WHAT IS NEEDED: Every line below should be copied exactly; drop the pictures.

SUPPLIED INFORMATION:
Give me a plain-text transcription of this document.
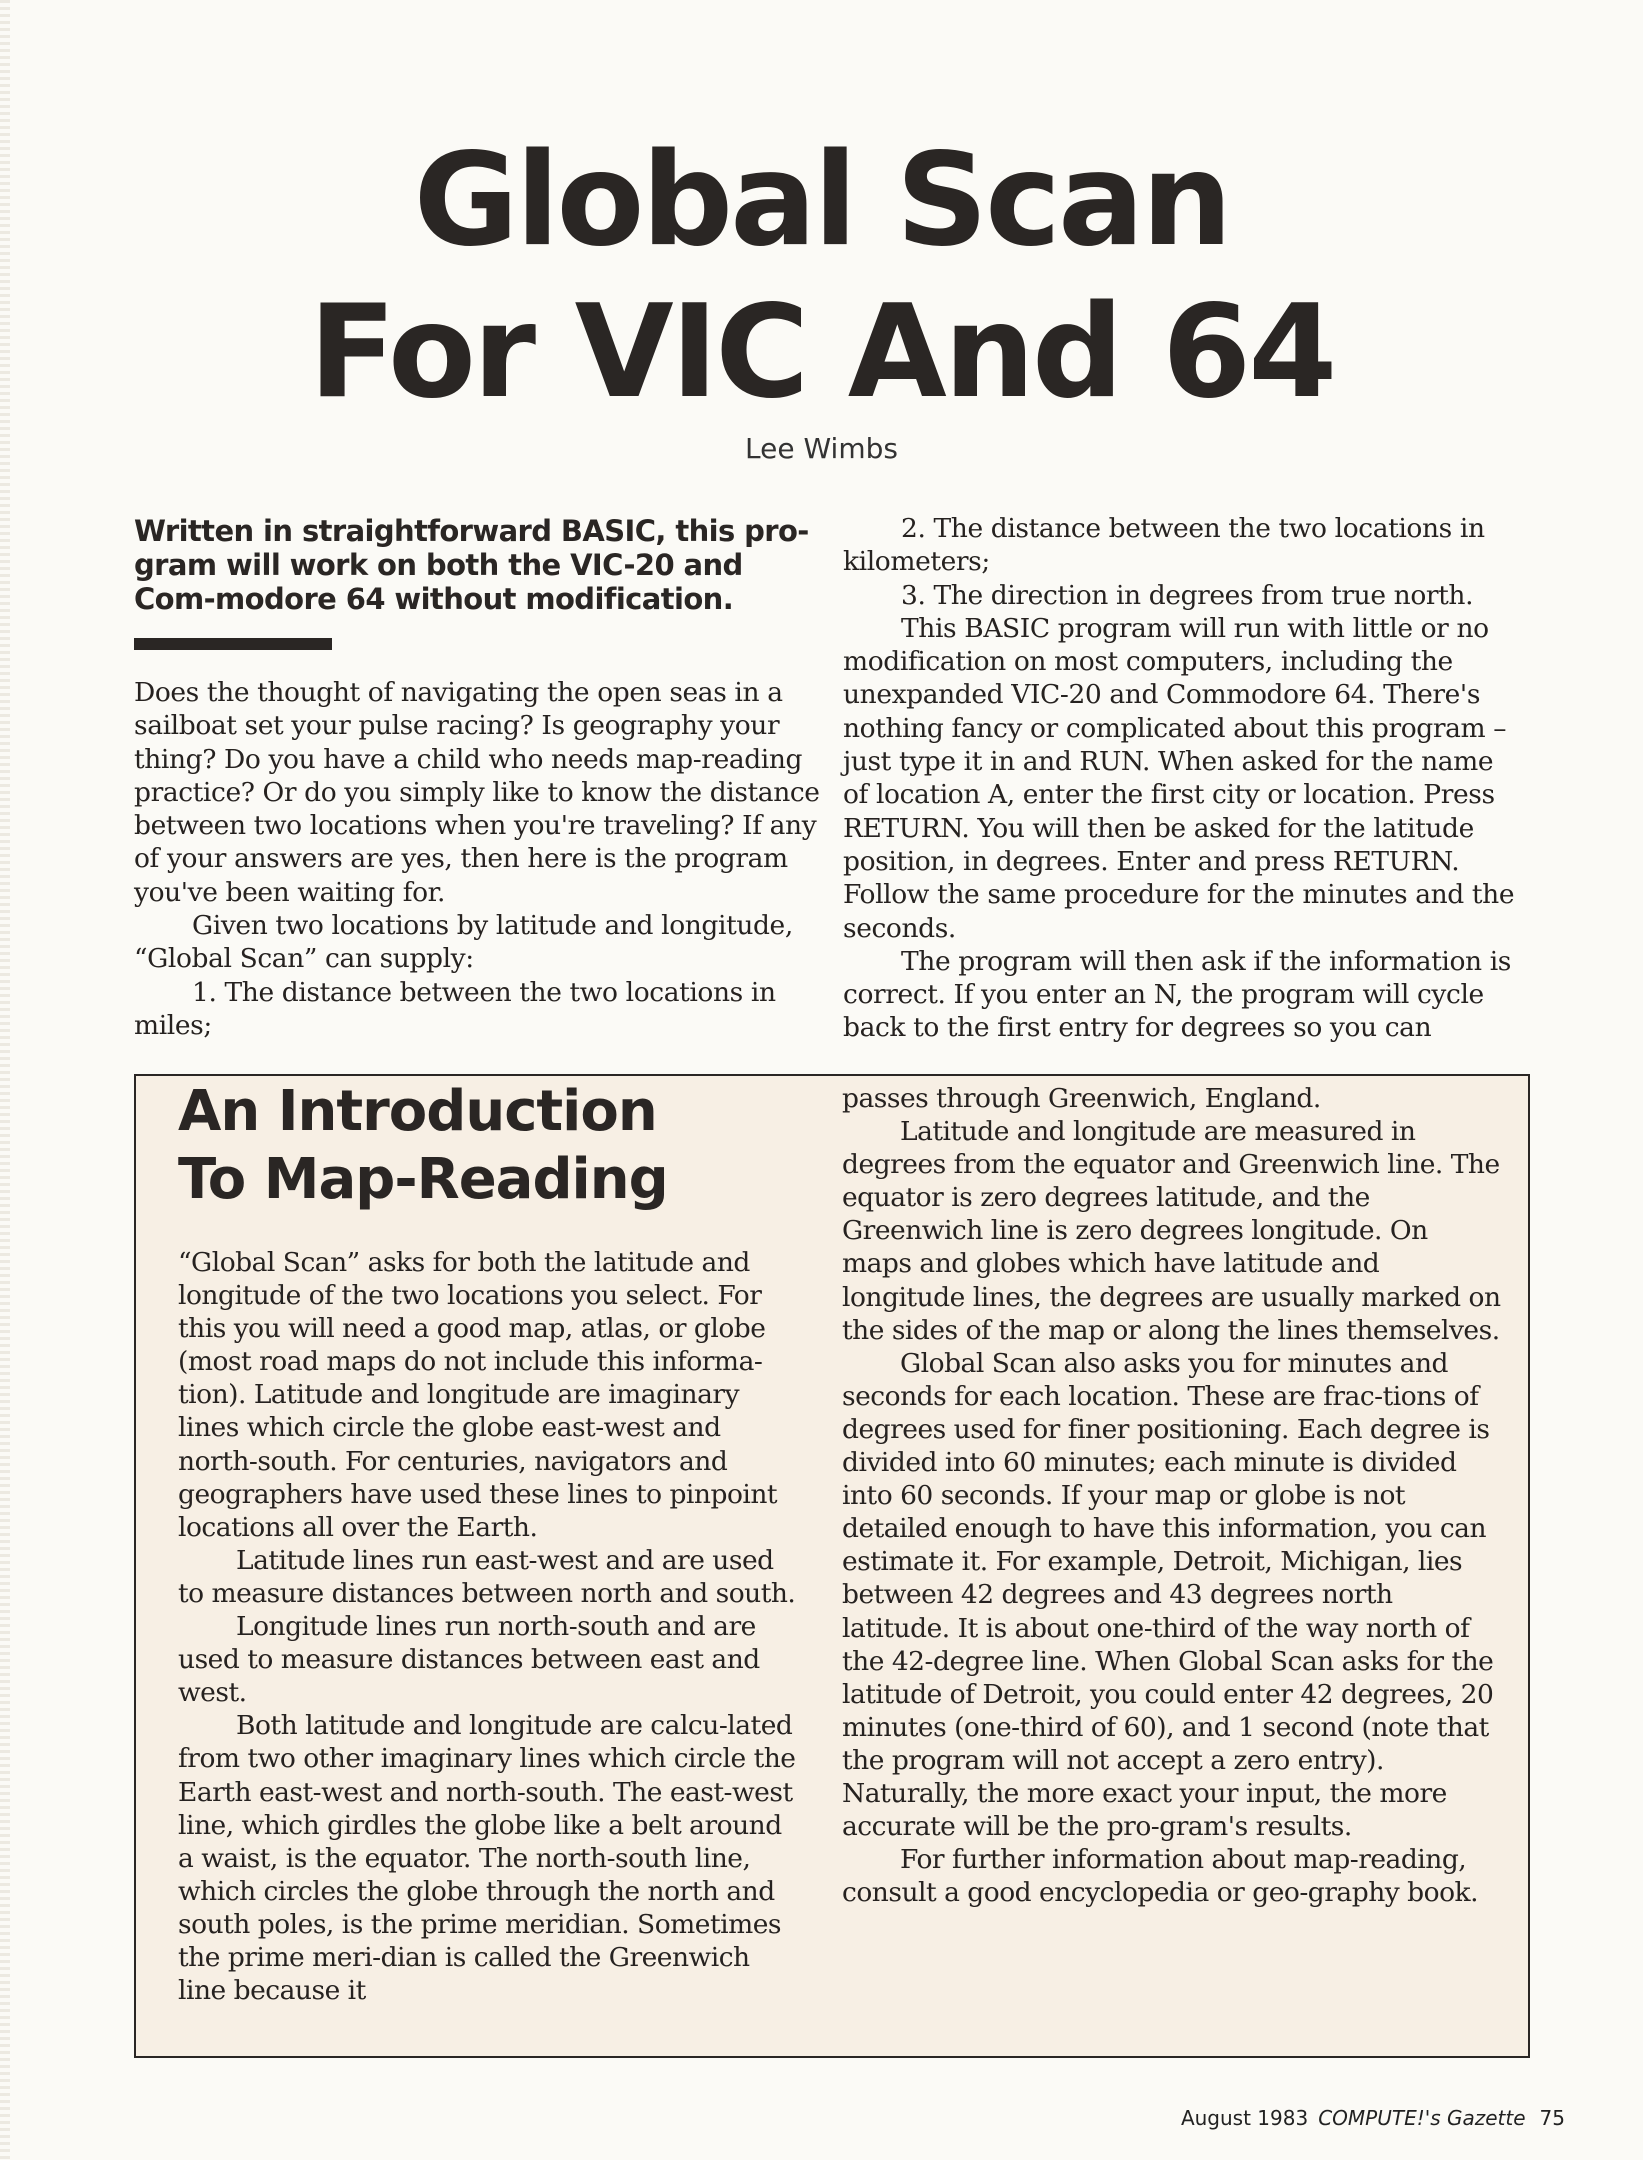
Global Scan
For VIC And 64
Lee Wimbs
Written in straightforward BASIC, this pro-gram will work on both the VIC-20 and Com-modore 64 without modification.

Does the thought of navigating the open seas in a sailboat set your pulse racing? Is geography your thing? Do you have a child who needs map-reading practice? Or do you simply like to know the distance between two locations when you're traveling? If any of your answers are yes, then here is the program you've been waiting for.

Given two locations by latitude and longitude, “Global Scan” can supply:

1. The distance between the two locations in miles;

2. The distance between the two locations in kilometers;

3. The direction in degrees from true north.

This BASIC program will run with little or no modification on most computers, including the unexpanded VIC-20 and Commodore 64. There's nothing fancy or complicated about this program – just type it in and RUN. When asked for the name of location A, enter the first city or location. Press RETURN. You will then be asked for the latitude position, in degrees. Enter and press RETURN. Follow the same procedure for the minutes and the seconds.

The program will then ask if the information is correct. If you enter an N, the program will cycle back to the first entry for degrees so you can

An Introduction
To Map-Reading

“Global Scan” asks for both the latitude and longitude of the two locations you select. For this you will need a good map, atlas, or globe (most road maps do not include this informa-tion). Latitude and longitude are imaginary lines which circle the globe east-west and north-south. For centuries, navigators and geographers have used these lines to pinpoint locations all over the Earth.

Latitude lines run east-west and are used to measure distances between north and south.

Longitude lines run north-south and are used to measure distances between east and west.

Both latitude and longitude are calcu-lated from two other imaginary lines which circle the Earth east-west and north-south. The east-west line, which girdles the globe like a belt around a waist, is the equator. The north-south line, which circles the globe through the north and south poles, is the prime meridian. Sometimes the prime meri-dian is called the Greenwich line because it

passes through Greenwich, England.

Latitude and longitude are measured in degrees from the equator and Greenwich line. The equator is zero degrees latitude, and the Greenwich line is zero degrees longitude. On maps and globes which have latitude and longitude lines, the degrees are usually marked on the sides of the map or along the lines themselves.

Global Scan also asks you for minutes and seconds for each location. These are frac-tions of degrees used for finer positioning. Each degree is divided into 60 minutes; each minute is divided into 60 seconds. If your map or globe is not detailed enough to have this information, you can estimate it. For example, Detroit, Michigan, lies between 42 degrees and 43 degrees north latitude. It is about one-third of the way north of the 42-degree line. When Global Scan asks for the latitude of Detroit, you could enter 42 degrees, 20 minutes (one-third of 60), and 1 second (note that the program will not accept a zero entry). Naturally, the more exact your input, the more accurate will be the pro-gram's results.

For further information about map-reading, consult a good encyclopedia or geo-graphy book.

August 1983 COMPUTE!'s Gazette 75
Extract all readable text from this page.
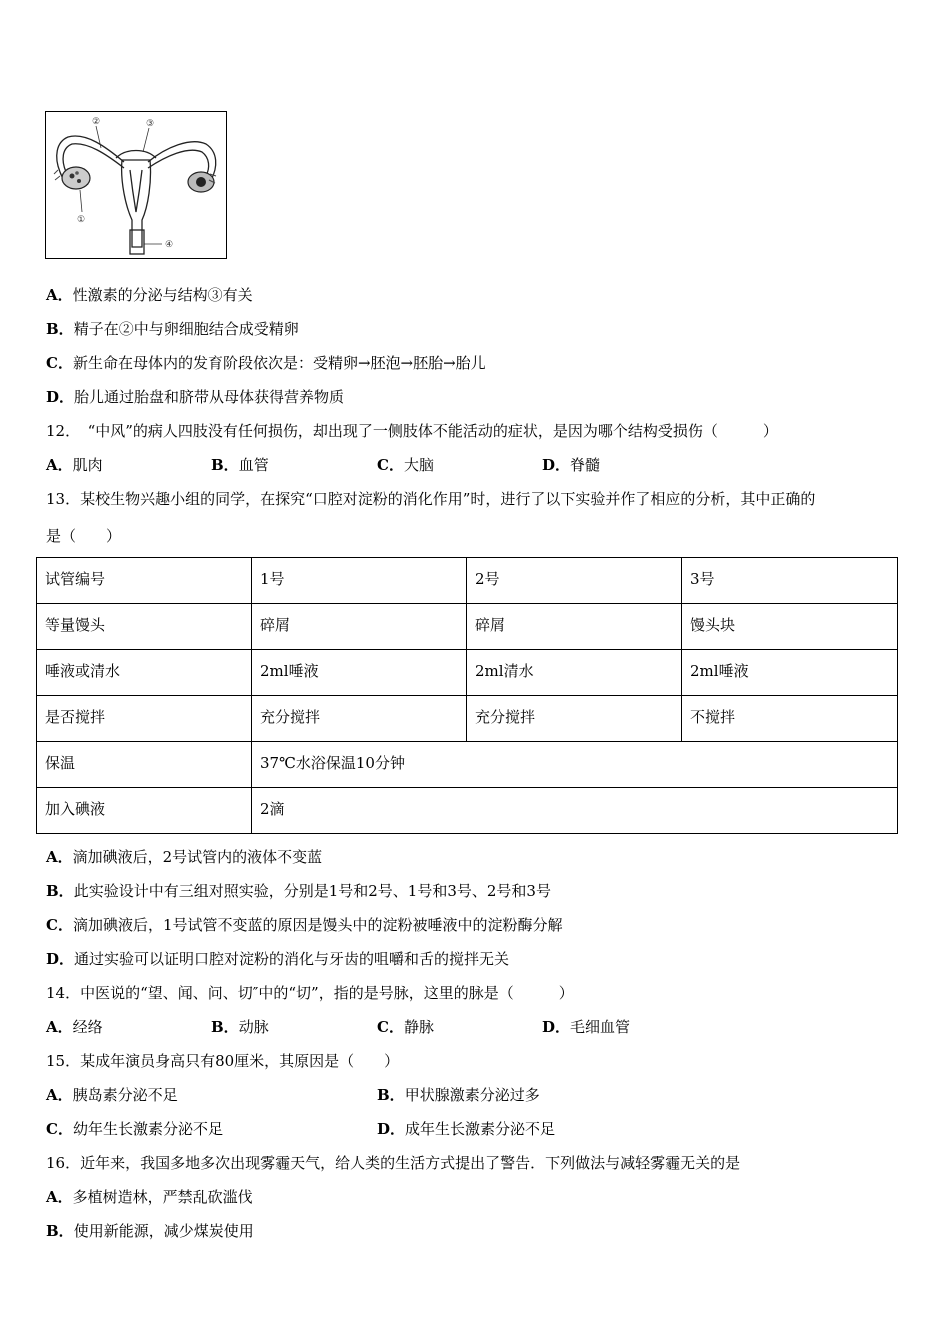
②	③
①
④
A．性激素的分泌与结构③有关
B．精子在②中与卵细胞结合成受精卵
C．新生命在母体内的发育阶段依次是：受精卵→胚泡→胚胎→胎儿
D．胎儿通过胎盘和脐带从母体获得营养物质
12．　“中风”的病人四肢没有任何损伤，却出现了一侧肢体不能活动的症状，是因为哪个结构受损伤（　　　）
A．肌肉	B．血管	C．大脑	D．脊髓
13．某校生物兴趣小组的同学，在探究“口腔对淀粉的消化作用”时，进行了以下实验并作了相应的分析，其中正确的
是（　　）
试管编号	1号	2号	3号
等量馒头	碎屑	碎屑	馒头块
唾液或清水	2ml唾液	2ml清水	2ml唾液
是否搅拌	充分搅拌	充分搅拌	不搅拌
保温	37℃水浴保温10分钟		
加入碘液	2滴		
A．滴加碘液后，2号试管内的液体不变蓝
B．此实验设计中有三组对照实验，分别是1号和2号、1号和3号、2号和3号
C．滴加碘液后，1号试管不变蓝的原因是馒头中的淀粉被唾液中的淀粉酶分解
D．通过实验可以证明口腔对淀粉的消化与牙齿的咀嚼和舌的搅拌无关
14．中医说的“望、闻、问、切″中的“切”，指的是号脉，这里的脉是（　　　）
A．经络	B．动脉	C．静脉	D．毛细血管
15．某成年演员身高只有80厘米，其原因是（　　）
A．胰岛素分泌不足	B．甲状腺激素分泌过多
C．幼年生长激素分泌不足	D．成年生长激素分泌不足
16．近年来，我国多地多次出现雾霾天气，给人类的生活方式提出了警告．下列做法与减轻雾霾无关的是
A．多植树造林，严禁乱砍滥伐
B．使用新能源，减少煤炭使用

THE OUTPUT:
Give me a plain-text transcription of this document.
Global Scan
For VIC And 64
Lee Wimbs
Written in straightforward BASIC, this pro-gram will work on both the VIC-20 and Com-modore 64 without modification.

Does the thought of navigating the open seas in a sailboat set your pulse racing? Is geography your thing? Do you have a child who needs map-reading practice? Or do you simply like to know the distance between two locations when you're traveling? If any of your answers are yes, then here is the program you've been waiting for.

Given two locations by latitude and longitude, “Global Scan” can supply:

1. The distance between the two locations in miles;

2. The distance between the two locations in kilometers;

3. The direction in degrees from true north.

This BASIC program will run with little or no modification on most computers, including the unexpanded VIC-20 and Commodore 64. There's nothing fancy or complicated about this program – just type it in and RUN. When asked for the name of location A, enter the first city or location. Press RETURN. You will then be asked for the latitude position, in degrees. Enter and press RETURN. Follow the same procedure for the minutes and the seconds.

The program will then ask if the information is correct. If you enter an N, the program will cycle back to the first entry for degrees so you can

An Introduction
To Map-Reading

“Global Scan” asks for both the latitude and longitude of the two locations you select. For this you will need a good map, atlas, or globe (most road maps do not include this informa-tion). Latitude and longitude are imaginary lines which circle the globe east-west and north-south. For centuries, navigators and geographers have used these lines to pinpoint locations all over the Earth.

Latitude lines run east-west and are used to measure distances between north and south.

Longitude lines run north-south and are used to measure distances between east and west.

Both latitude and longitude are calcu-lated from two other imaginary lines which circle the Earth east-west and north-south. The east-west line, which girdles the globe like a belt around a waist, is the equator. The north-south line, which circles the globe through the north and south poles, is the prime meridian. Sometimes the prime meri-dian is called the Greenwich line because it

passes through Greenwich, England.

Latitude and longitude are measured in degrees from the equator and Greenwich line. The equator is zero degrees latitude, and the Greenwich line is zero degrees longitude. On maps and globes which have latitude and longitude lines, the degrees are usually marked on the sides of the map or along the lines themselves.

Global Scan also asks you for minutes and seconds for each location. These are frac-tions of degrees used for finer positioning. Each degree is divided into 60 minutes; each minute is divided into 60 seconds. If your map or globe is not detailed enough to have this information, you can estimate it. For example, Detroit, Michigan, lies between 42 degrees and 43 degrees north latitude. It is about one-third of the way north of the 42-degree line. When Global Scan asks for the latitude of Detroit, you could enter 42 degrees, 20 minutes (one-third of 60), and 1 second (note that the program will not accept a zero entry). Naturally, the more exact your input, the more accurate will be the pro-gram's results.

For further information about map-reading, consult a good encyclopedia or geo-graphy book.

August 1983 COMPUTE!'s Gazette 75
Extract all readable text from this page.
②	③
①
④
A．性激素的分泌与结构③有关
B．精子在②中与卵细胞结合成受精卵
C．新生命在母体内的发育阶段依次是：受精卵→胚泡→胚胎→胎儿
D．胎儿通过胎盘和脐带从母体获得营养物质
12．　“中风”的病人四肢没有任何损伤，却出现了一侧肢体不能活动的症状，是因为哪个结构受损伤（　　　）
A．肌肉	B．血管	C．大脑	D．脊髓
13．某校生物兴趣小组的同学，在探究“口腔对淀粉的消化作用”时，进行了以下实验并作了相应的分析，其中正确的
是（　　）
试管编号	1号	2号	3号
等量馒头	碎屑	碎屑	馒头块
唾液或清水	2ml唾液	2ml清水	2ml唾液
是否搅拌	充分搅拌	充分搅拌	不搅拌
保温	37℃水浴保温10分钟		
加入碘液	2滴		
A．滴加碘液后，2号试管内的液体不变蓝
B．此实验设计中有三组对照实验，分别是1号和2号、1号和3号、2号和3号
C．滴加碘液后，1号试管不变蓝的原因是馒头中的淀粉被唾液中的淀粉酶分解
D．通过实验可以证明口腔对淀粉的消化与牙齿的咀嚼和舌的搅拌无关
14．中医说的“望、闻、问、切″中的“切”，指的是号脉，这里的脉是（　　　）
A．经络	B．动脉	C．静脉	D．毛细血管
15．某成年演员身高只有80厘米，其原因是（　　）
A．胰岛素分泌不足	B．甲状腺激素分泌过多
C．幼年生长激素分泌不足	D．成年生长激素分泌不足
16．近年来，我国多地多次出现雾霾天气，给人类的生活方式提出了警告．下列做法与减轻雾霾无关的是
A．多植树造林，严禁乱砍滥伐
B．使用新能源，减少煤炭使用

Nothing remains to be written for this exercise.